- WHAT THE TASK ASKS -
Give the number of lines in the listing below that include the word "title", with nothing more.

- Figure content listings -

═══

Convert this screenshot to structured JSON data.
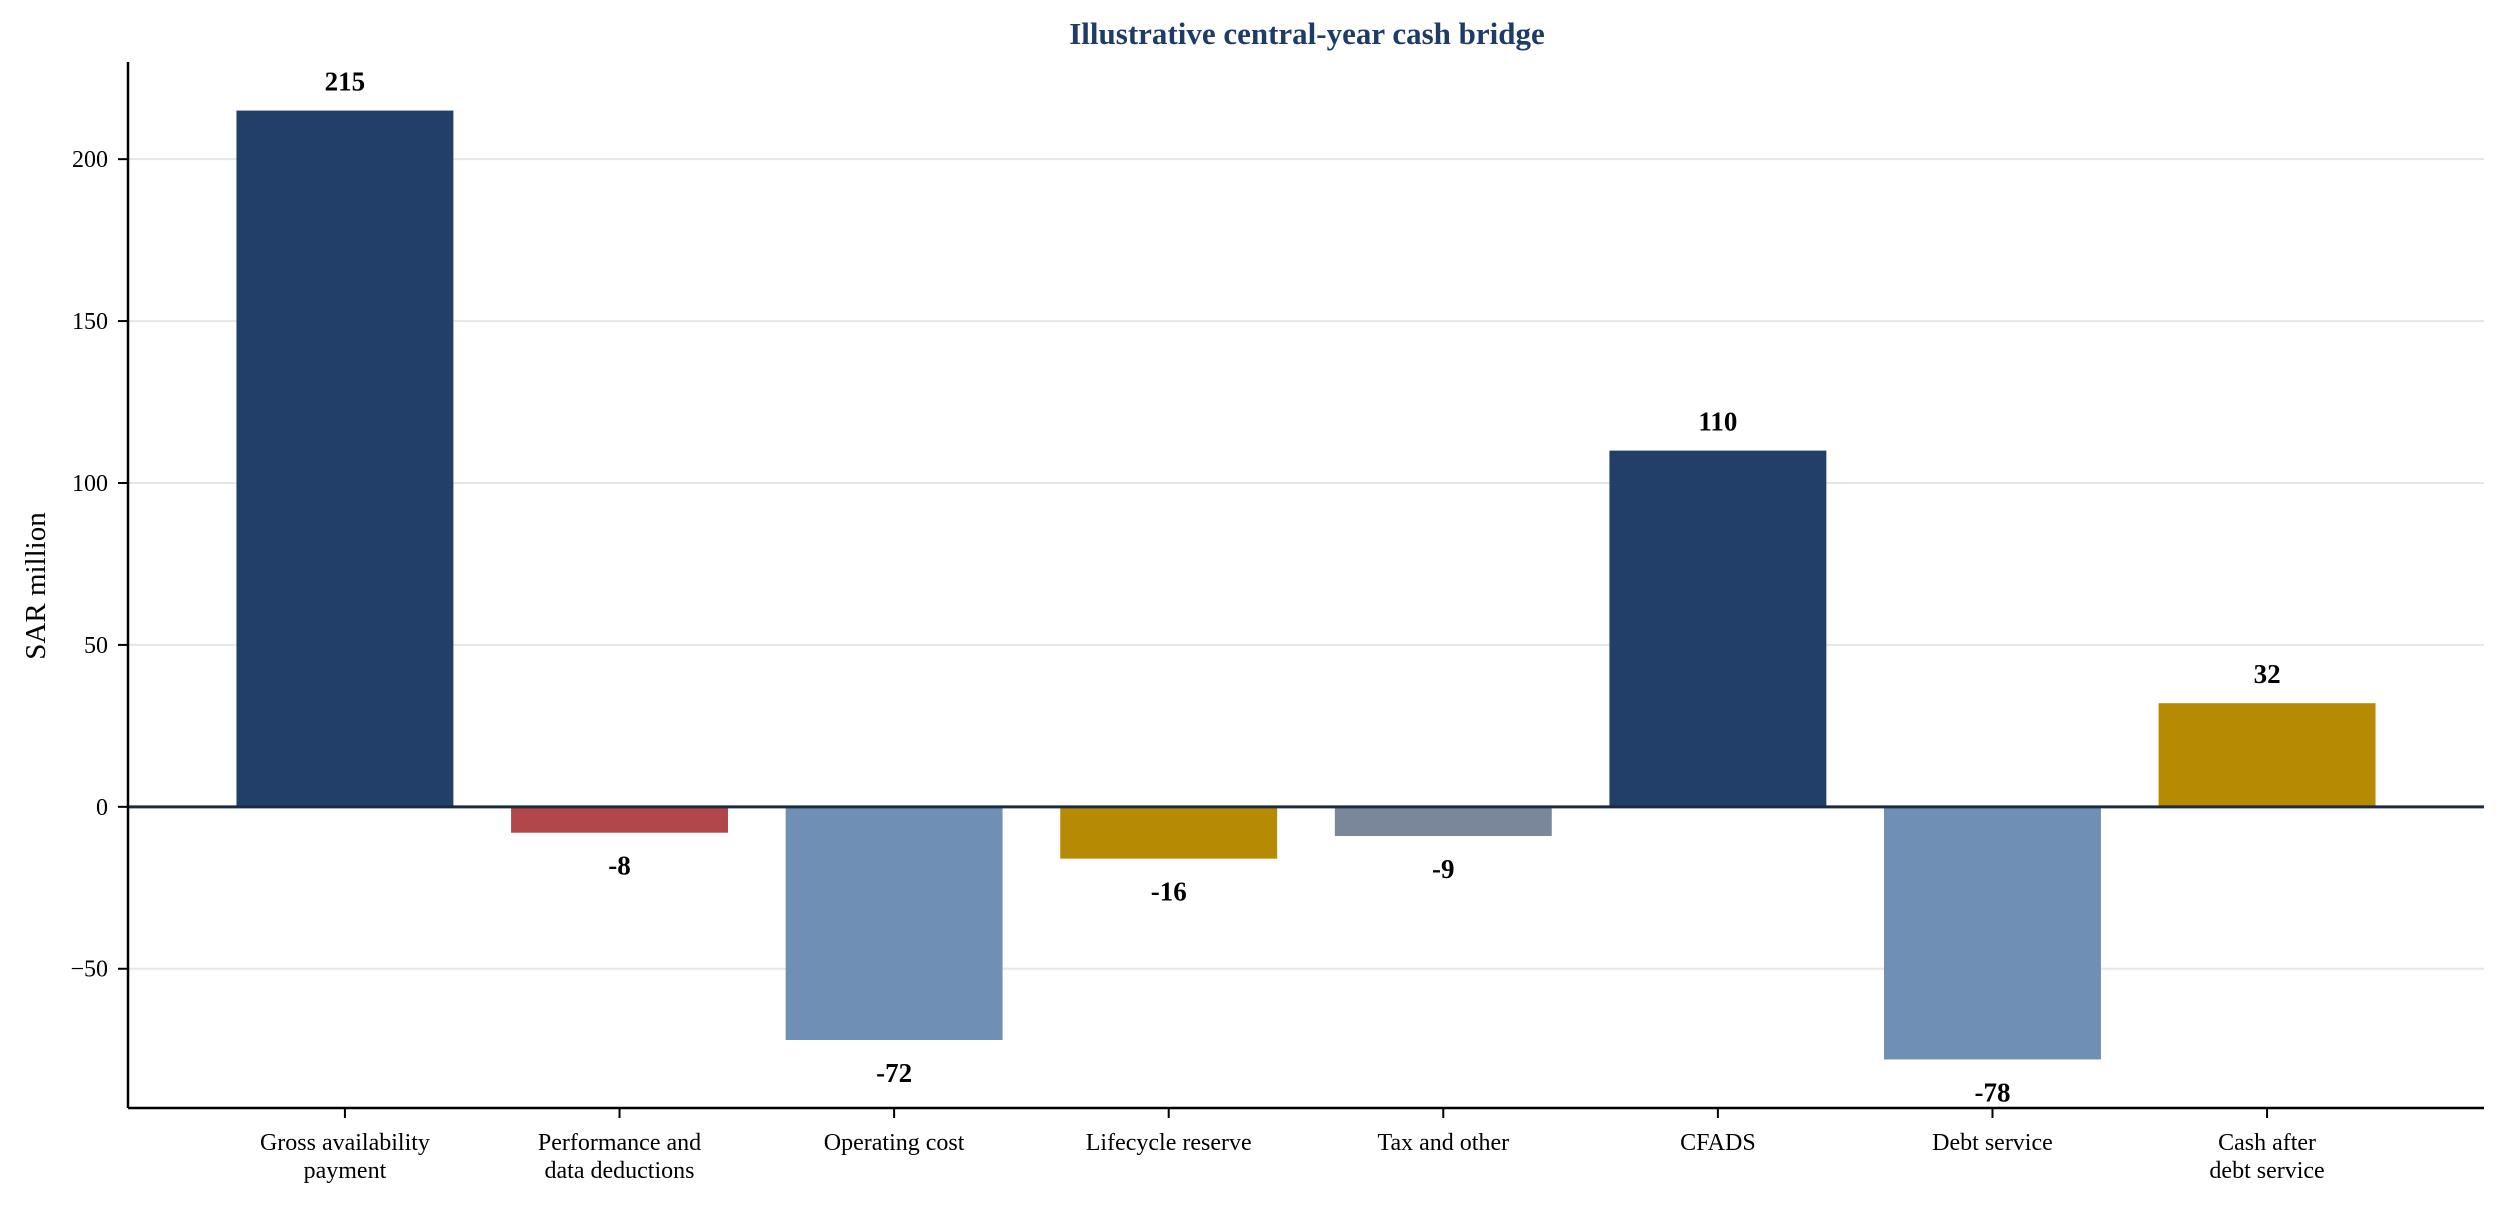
{
  "chart_data": {
    "type": "bar",
    "title": "Illustrative central-year cash bridge",
    "xlabel": "",
    "ylabel": "SAR million",
    "categories": [
      [
        "Gross availability",
        "payment"
      ],
      [
        "Performance and",
        "data deductions"
      ],
      [
        "Operating cost"
      ],
      [
        "Lifecycle reserve"
      ],
      [
        "Tax and other"
      ],
      [
        "CFADS"
      ],
      [
        "Debt service"
      ],
      [
        "Cash after",
        "debt service"
      ]
    ],
    "values": [
      215,
      -8,
      -72,
      -16,
      -9,
      110,
      -78,
      32
    ],
    "data_labels": [
      "215",
      "-8",
      "-72",
      "-16",
      "-9",
      "110",
      "-78",
      "32"
    ],
    "bar_colors": [
      "#213f69",
      "#b1474a",
      "#6f8fb5",
      "#b78a03",
      "#7a8699",
      "#213f69",
      "#6f8fb5",
      "#b78a03"
    ],
    "ylim": [
      -93,
      230
    ],
    "yticks": [
      -50,
      0,
      50,
      100,
      150,
      200
    ],
    "ytick_labels": [
      "−50",
      "0",
      "50",
      "100",
      "150",
      "200"
    ],
    "grid": true,
    "legend": "none",
    "colors": {
      "title": "#1f3c66",
      "axis": "#000000",
      "zero_line": "#1c2b40",
      "grid": "#e6e6e6"
    }
  }
}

═══

- FINISHED ANSWER -
2